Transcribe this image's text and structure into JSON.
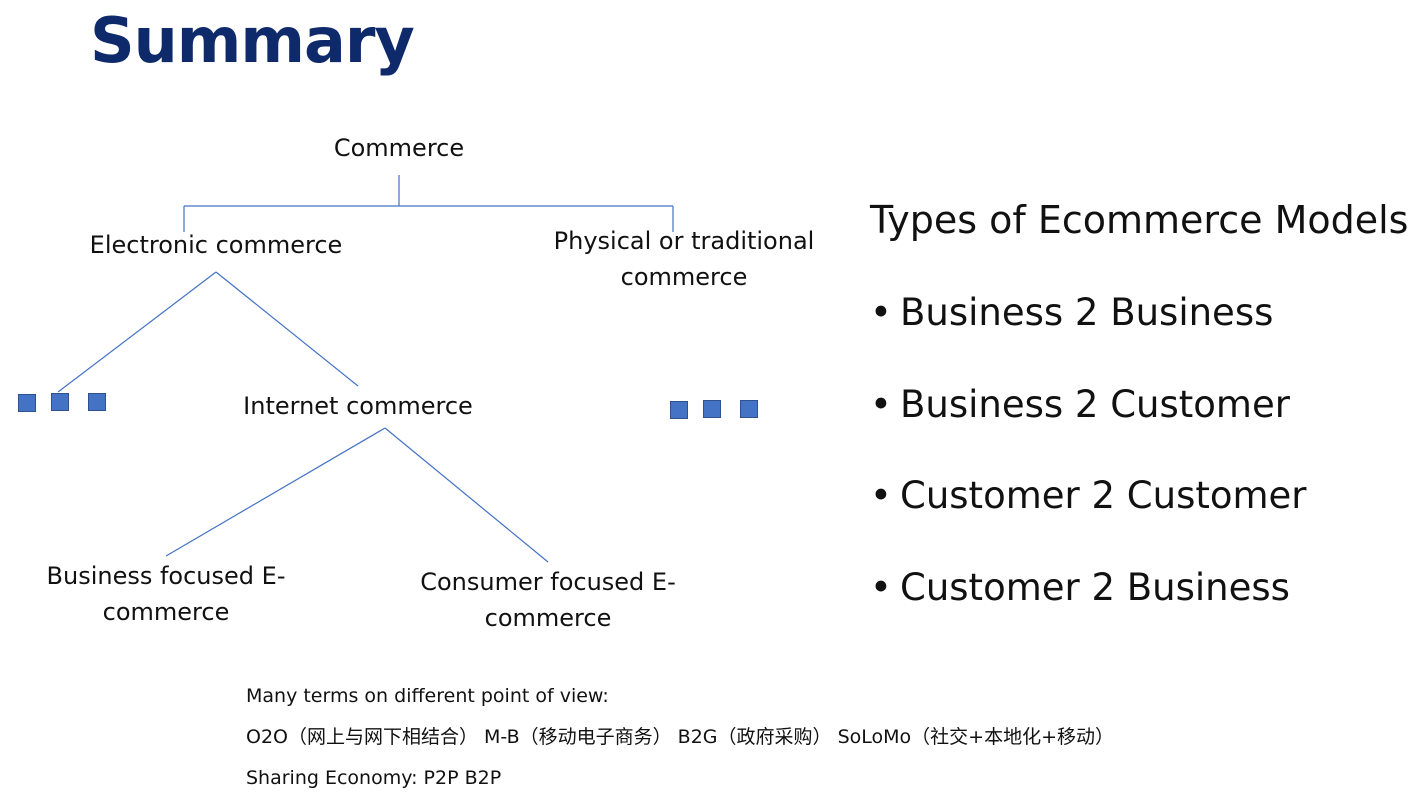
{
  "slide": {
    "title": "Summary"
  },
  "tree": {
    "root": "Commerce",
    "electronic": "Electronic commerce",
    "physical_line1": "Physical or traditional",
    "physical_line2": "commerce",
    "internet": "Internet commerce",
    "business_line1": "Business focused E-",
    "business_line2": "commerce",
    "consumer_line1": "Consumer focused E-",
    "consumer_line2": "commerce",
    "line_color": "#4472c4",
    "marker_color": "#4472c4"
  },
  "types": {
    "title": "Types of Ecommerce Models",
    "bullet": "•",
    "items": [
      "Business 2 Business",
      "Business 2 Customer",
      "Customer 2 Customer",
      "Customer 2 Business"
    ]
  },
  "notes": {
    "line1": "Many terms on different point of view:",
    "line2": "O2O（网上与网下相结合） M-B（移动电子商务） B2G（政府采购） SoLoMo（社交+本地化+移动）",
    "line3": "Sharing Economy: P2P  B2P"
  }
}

» Exercise requirements: Pictures are to be left out; repeat all the remaining data exactly.

» Task result:
Transcribe this image's text and structure into JSON.
{
  "slide": {
    "title": "Summary"
  },
  "tree": {
    "root": "Commerce",
    "electronic": "Electronic commerce",
    "physical_line1": "Physical or traditional",
    "physical_line2": "commerce",
    "internet": "Internet commerce",
    "business_line1": "Business focused E-",
    "business_line2": "commerce",
    "consumer_line1": "Consumer focused E-",
    "consumer_line2": "commerce",
    "line_color": "#4472c4",
    "marker_color": "#4472c4"
  },
  "types": {
    "title": "Types of Ecommerce Models",
    "bullet": "•",
    "items": [
      "Business 2 Business",
      "Business 2 Customer",
      "Customer 2 Customer",
      "Customer 2 Business"
    ]
  },
  "notes": {
    "line1": "Many terms on different point of view:",
    "line2": "O2O（网上与网下相结合） M-B（移动电子商务） B2G（政府采购） SoLoMo（社交+本地化+移动）",
    "line3": "Sharing Economy: P2P  B2P"
  }
}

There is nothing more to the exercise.